How many lines in the entries below contain "this"? Answer with the number only.
--- Start ---
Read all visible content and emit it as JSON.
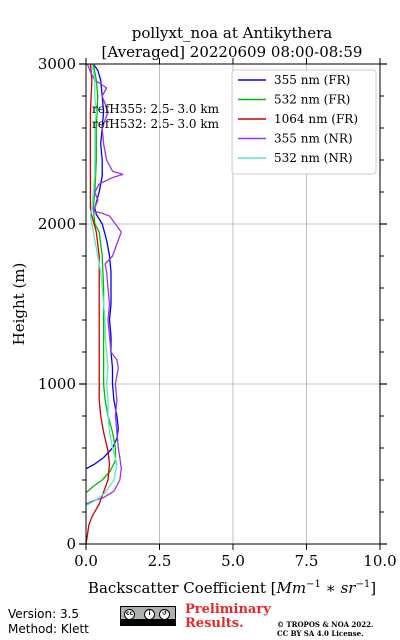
{
  "chart_data": {
    "type": "line",
    "title": "pollyxt_noa at Antikythera",
    "subtitle": "[Averaged] 20220609 08:00-08:59",
    "xlabel_text": "Backscatter Coefficient [",
    "xlabel_unit_text": "Mm",
    "xlabel_unit_exp1": "−1",
    "xlabel_unit_sep": " ∗ ",
    "xlabel_unit_sr": "sr",
    "xlabel_unit_exp2": "−1",
    "xlabel_end": "]",
    "ylabel": "Height (m)",
    "xlim": [
      0,
      10
    ],
    "ylim": [
      0,
      3000
    ],
    "xticks": [
      0,
      2.5,
      5,
      7.5,
      10
    ],
    "xtick_labels": [
      "0.0",
      "2.5",
      "5.0",
      "7.5",
      "10.0"
    ],
    "yticks": [
      0,
      1000,
      2000,
      3000
    ],
    "ytick_labels": [
      "0",
      "1000",
      "2000",
      "3000"
    ],
    "grid": true,
    "legend_position": "top-right",
    "annotations": [
      "refH355:  2.5- 3.0 km",
      "refH532:  2.5- 3.0 km"
    ],
    "series": [
      {
        "name": "355 nm (FR)",
        "color": "#0000ee",
        "points": [
          [
            0,
            470
          ],
          [
            0.3,
            500
          ],
          [
            0.6,
            540
          ],
          [
            0.9,
            600
          ],
          [
            1.05,
            660
          ],
          [
            1.1,
            720
          ],
          [
            1.05,
            800
          ],
          [
            0.95,
            900
          ],
          [
            0.9,
            1000
          ],
          [
            0.9,
            1100
          ],
          [
            0.85,
            1200
          ],
          [
            0.85,
            1300
          ],
          [
            0.8,
            1400
          ],
          [
            0.85,
            1500
          ],
          [
            0.85,
            1600
          ],
          [
            0.85,
            1700
          ],
          [
            0.8,
            1800
          ],
          [
            0.7,
            1900
          ],
          [
            0.55,
            2000
          ],
          [
            0.35,
            2060
          ],
          [
            0.3,
            2100
          ],
          [
            0.45,
            2200
          ],
          [
            0.55,
            2300
          ],
          [
            0.55,
            2400
          ],
          [
            0.5,
            2500
          ],
          [
            0.55,
            2600
          ],
          [
            0.6,
            2700
          ],
          [
            0.55,
            2800
          ],
          [
            0.5,
            2900
          ],
          [
            0.4,
            2960
          ],
          [
            0.25,
            3000
          ]
        ]
      },
      {
        "name": "532 nm (FR)",
        "color": "#00bb00",
        "points": [
          [
            0,
            320
          ],
          [
            0.25,
            360
          ],
          [
            0.55,
            400
          ],
          [
            0.8,
            450
          ],
          [
            1.0,
            520
          ],
          [
            1.0,
            600
          ],
          [
            0.9,
            700
          ],
          [
            0.75,
            800
          ],
          [
            0.65,
            900
          ],
          [
            0.6,
            1000
          ],
          [
            0.6,
            1200
          ],
          [
            0.6,
            1400
          ],
          [
            0.6,
            1600
          ],
          [
            0.55,
            1800
          ],
          [
            0.45,
            1950
          ],
          [
            0.3,
            2000
          ],
          [
            0.25,
            2100
          ],
          [
            0.3,
            2200
          ],
          [
            0.35,
            2400
          ],
          [
            0.35,
            2600
          ],
          [
            0.4,
            2800
          ],
          [
            0.35,
            2900
          ],
          [
            0.25,
            3000
          ]
        ]
      },
      {
        "name": "1064 nm (FR)",
        "color": "#cc0000",
        "points": [
          [
            0,
            0
          ],
          [
            0.05,
            60
          ],
          [
            0.1,
            120
          ],
          [
            0.2,
            170
          ],
          [
            0.45,
            250
          ],
          [
            0.75,
            400
          ],
          [
            0.8,
            500
          ],
          [
            0.75,
            580
          ],
          [
            0.6,
            700
          ],
          [
            0.5,
            800
          ],
          [
            0.45,
            900
          ],
          [
            0.45,
            1000
          ],
          [
            0.45,
            1200
          ],
          [
            0.45,
            1400
          ],
          [
            0.45,
            1600
          ],
          [
            0.45,
            1800
          ],
          [
            0.35,
            1950
          ],
          [
            0.2,
            2050
          ],
          [
            0.15,
            2100
          ],
          [
            0.15,
            2300
          ],
          [
            0.15,
            2500
          ],
          [
            0.15,
            2700
          ],
          [
            0.2,
            2900
          ],
          [
            0.15,
            3000
          ]
        ]
      },
      {
        "name": "355 nm (NR)",
        "color": "#9933ee",
        "points": [
          [
            0,
            250
          ],
          [
            0.25,
            270
          ],
          [
            0.6,
            290
          ],
          [
            0.95,
            330
          ],
          [
            1.15,
            400
          ],
          [
            1.2,
            470
          ],
          [
            1.15,
            540
          ],
          [
            1.1,
            600
          ],
          [
            1.05,
            700
          ],
          [
            1.0,
            800
          ],
          [
            1.05,
            900
          ],
          [
            1.0,
            1000
          ],
          [
            1.1,
            1100
          ],
          [
            1.05,
            1150
          ],
          [
            0.85,
            1200
          ],
          [
            0.8,
            1300
          ],
          [
            0.75,
            1400
          ],
          [
            0.8,
            1500
          ],
          [
            0.75,
            1600
          ],
          [
            0.7,
            1700
          ],
          [
            0.65,
            1750
          ],
          [
            0.9,
            1800
          ],
          [
            1.0,
            1850
          ],
          [
            1.1,
            1900
          ],
          [
            1.2,
            1950
          ],
          [
            1.0,
            2000
          ],
          [
            0.8,
            2050
          ],
          [
            0.5,
            2070
          ],
          [
            0.25,
            2080
          ],
          [
            0.3,
            2100
          ],
          [
            0.4,
            2150
          ],
          [
            0.3,
            2200
          ],
          [
            0.45,
            2250
          ],
          [
            0.9,
            2290
          ],
          [
            1.25,
            2310
          ],
          [
            0.9,
            2330
          ],
          [
            0.7,
            2400
          ],
          [
            0.6,
            2500
          ],
          [
            0.55,
            2600
          ],
          [
            0.75,
            2700
          ],
          [
            0.55,
            2800
          ],
          [
            0.7,
            2850
          ],
          [
            0.3,
            2900
          ],
          [
            0.15,
            2950
          ],
          [
            0.05,
            3000
          ]
        ]
      },
      {
        "name": "532 nm (NR)",
        "color": "#55eebb",
        "points": [
          [
            0,
            240
          ],
          [
            0.3,
            270
          ],
          [
            0.65,
            320
          ],
          [
            0.95,
            400
          ],
          [
            1.05,
            500
          ],
          [
            0.9,
            600
          ],
          [
            0.8,
            700
          ],
          [
            0.75,
            800
          ],
          [
            0.75,
            900
          ],
          [
            0.7,
            1000
          ],
          [
            0.75,
            1100
          ],
          [
            0.7,
            1200
          ],
          [
            0.65,
            1300
          ],
          [
            0.65,
            1400
          ],
          [
            0.6,
            1500
          ],
          [
            0.55,
            1600
          ],
          [
            0.5,
            1700
          ],
          [
            0.4,
            1800
          ],
          [
            0.3,
            1900
          ],
          [
            0.2,
            2000
          ],
          [
            0.15,
            2050
          ],
          [
            0.2,
            2100
          ],
          [
            0.25,
            2200
          ],
          [
            0.3,
            2300
          ],
          [
            0.3,
            2400
          ],
          [
            0.3,
            2500
          ],
          [
            0.3,
            2600
          ],
          [
            0.35,
            2700
          ],
          [
            0.3,
            2800
          ],
          [
            0.3,
            2900
          ],
          [
            0.2,
            3000
          ]
        ]
      }
    ]
  },
  "footer": {
    "version": "Version: 3.5",
    "method": "Method: Klett",
    "preliminary_line1": "Preliminary",
    "preliminary_line2": "Results.",
    "copyright_line1": "© TROPOS & NOA 2022.",
    "copyright_line2": "CC BY SA 4.0 License.",
    "license_badge": "CC BY SA"
  }
}
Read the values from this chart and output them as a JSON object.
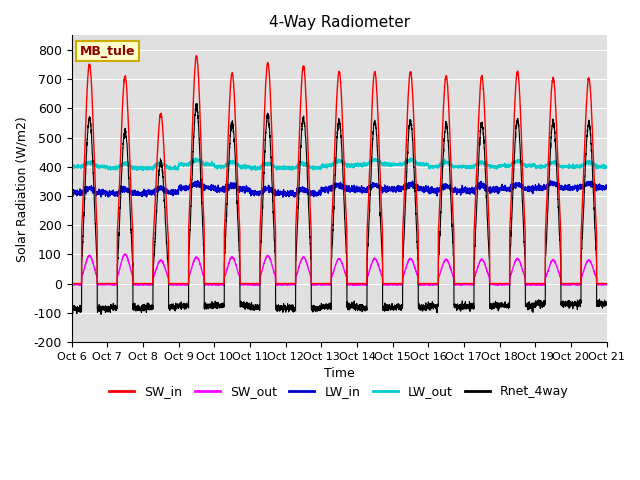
{
  "title": "4-Way Radiometer",
  "xlabel": "Time",
  "ylabel": "Solar Radiation (W/m2)",
  "label_text": "MB_tule",
  "ylim": [
    -200,
    850
  ],
  "yticks": [
    -200,
    -100,
    0,
    100,
    200,
    300,
    400,
    500,
    600,
    700,
    800
  ],
  "x_tick_labels": [
    "Oct 6",
    "Oct 7",
    "Oct 8",
    "Oct 9",
    "Oct 10",
    "Oct 11",
    "Oct 12",
    "Oct 13",
    "Oct 14",
    "Oct 15",
    "Oct 16",
    "Oct 17",
    "Oct 18",
    "Oct 19",
    "Oct 20",
    "Oct 21"
  ],
  "colors": {
    "SW_in": "#ff0000",
    "SW_out": "#ff00ff",
    "LW_in": "#0000cc",
    "LW_out": "#00cccc",
    "Rnet_4way": "#000000"
  },
  "bg_color": "#e0e0e0",
  "n_days": 15,
  "SW_in_peak": [
    750,
    710,
    580,
    780,
    720,
    755,
    745,
    725,
    725,
    725,
    710,
    710,
    725,
    705,
    703
  ],
  "SW_out_peak": [
    95,
    100,
    80,
    90,
    90,
    95,
    90,
    85,
    85,
    85,
    82,
    82,
    85,
    80,
    80
  ],
  "LW_in_base": [
    310,
    308,
    312,
    328,
    322,
    310,
    308,
    322,
    322,
    324,
    318,
    320,
    324,
    328,
    328
  ],
  "LW_out_base": [
    400,
    395,
    395,
    408,
    400,
    396,
    396,
    404,
    408,
    408,
    400,
    400,
    404,
    400,
    400
  ],
  "Rnet_night": -90,
  "figsize": [
    6.4,
    4.8
  ],
  "dpi": 100
}
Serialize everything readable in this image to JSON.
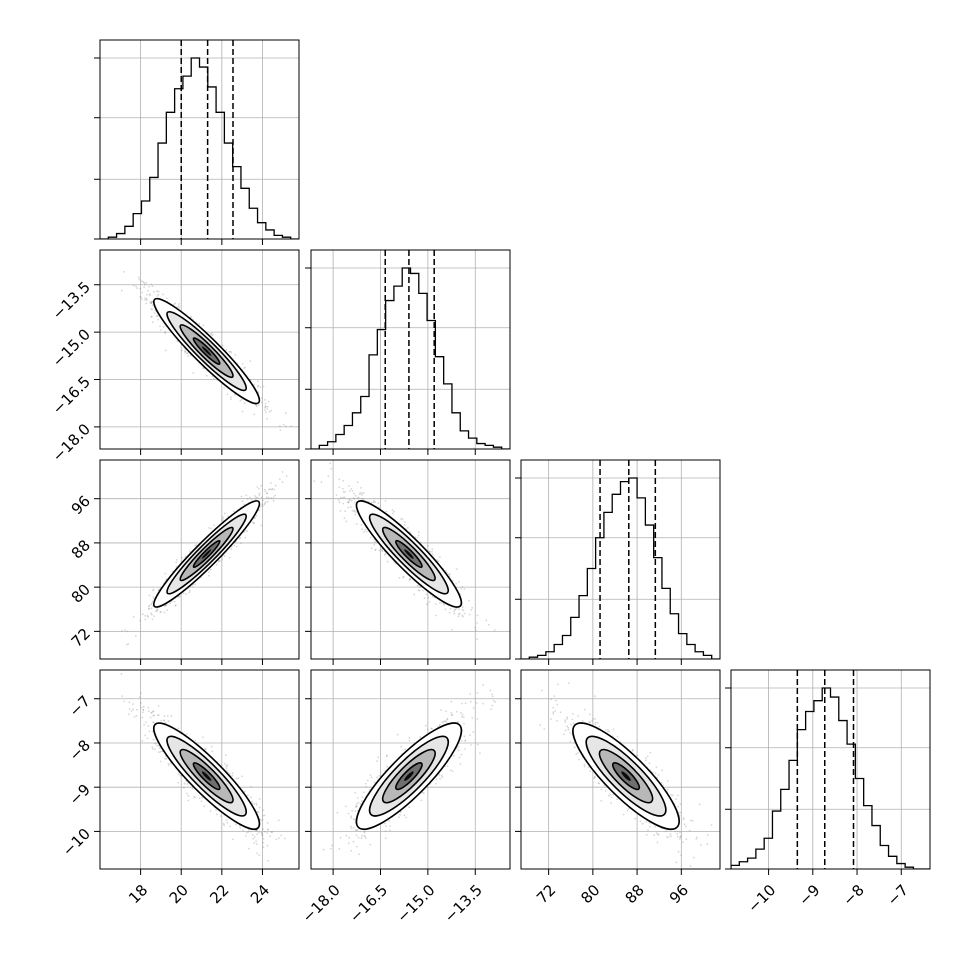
{
  "chart_data": {
    "type": "corner",
    "title": "",
    "parameters": [
      {
        "label": "",
        "range": [
          16.0,
          25.8
        ],
        "ticks": [
          18,
          20,
          22,
          24
        ],
        "tick_labels": [
          "18",
          "20",
          "22",
          "24"
        ],
        "mean": 21.25,
        "sd": 1.3,
        "quantiles": [
          20.0,
          21.3,
          22.55
        ],
        "histogram": [
          0,
          0.01,
          0.03,
          0.07,
          0.14,
          0.21,
          0.34,
          0.53,
          0.7,
          0.83,
          0.9,
          1.0,
          0.95,
          0.84,
          0.7,
          0.53,
          0.4,
          0.28,
          0.17,
          0.09,
          0.05,
          0.02,
          0.01,
          0
        ]
      },
      {
        "label": "",
        "range": [
          -18.7,
          -12.4
        ],
        "ticks": [
          -18.0,
          -16.5,
          -15.0,
          -13.5
        ],
        "tick_labels": [
          "−18.0",
          "−16.5",
          "−15.0",
          "−13.5"
        ],
        "mean": -15.6,
        "sd": 0.83,
        "quantiles": [
          -16.35,
          -15.6,
          -14.8
        ],
        "histogram": [
          0,
          0.02,
          0.04,
          0.08,
          0.13,
          0.2,
          0.29,
          0.52,
          0.66,
          0.82,
          0.9,
          1.0,
          0.97,
          0.86,
          0.71,
          0.51,
          0.36,
          0.2,
          0.1,
          0.06,
          0.03,
          0.02,
          0.01,
          0
        ]
      },
      {
        "label": "",
        "range": [
          67.0,
          103.0
        ],
        "ticks": [
          72,
          80,
          88,
          96
        ],
        "tick_labels": [
          "72",
          "80",
          "88",
          "96"
        ],
        "mean": 86.0,
        "sd": 4.8,
        "quantiles": [
          81.3,
          86.5,
          91.3
        ],
        "histogram": [
          0,
          0.01,
          0.02,
          0.04,
          0.08,
          0.13,
          0.23,
          0.35,
          0.5,
          0.67,
          0.81,
          0.91,
          0.98,
          1.0,
          0.89,
          0.74,
          0.56,
          0.39,
          0.25,
          0.14,
          0.08,
          0.04,
          0.02,
          0
        ]
      },
      {
        "label": "",
        "range": [
          -10.85,
          -6.35
        ],
        "ticks": [
          -10,
          -9,
          -8,
          -7
        ],
        "tick_labels": [
          "−10",
          "−9",
          "−8",
          "−7"
        ],
        "mean": -8.75,
        "sd": 0.6,
        "quantiles": [
          -9.35,
          -8.73,
          -8.08
        ],
        "histogram": [
          0.02,
          0.04,
          0.06,
          0.11,
          0.17,
          0.32,
          0.44,
          0.6,
          0.77,
          0.87,
          0.93,
          1.0,
          0.95,
          0.82,
          0.69,
          0.5,
          0.35,
          0.24,
          0.13,
          0.07,
          0.03,
          0.01,
          0.0,
          0
        ]
      }
    ],
    "correlations": [
      [
        1.0,
        -0.94,
        0.95,
        -0.9
      ],
      [
        -0.94,
        1.0,
        -0.92,
        0.86
      ],
      [
        0.95,
        -0.92,
        1.0,
        -0.85
      ],
      [
        -0.9,
        0.86,
        -0.85,
        1.0
      ]
    ],
    "contour_levels_sigma": [
      0.5,
      1.0,
      1.5,
      2.0
    ],
    "grid": true
  }
}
--- End ---
__REPLY TO THE EXERCISE__
2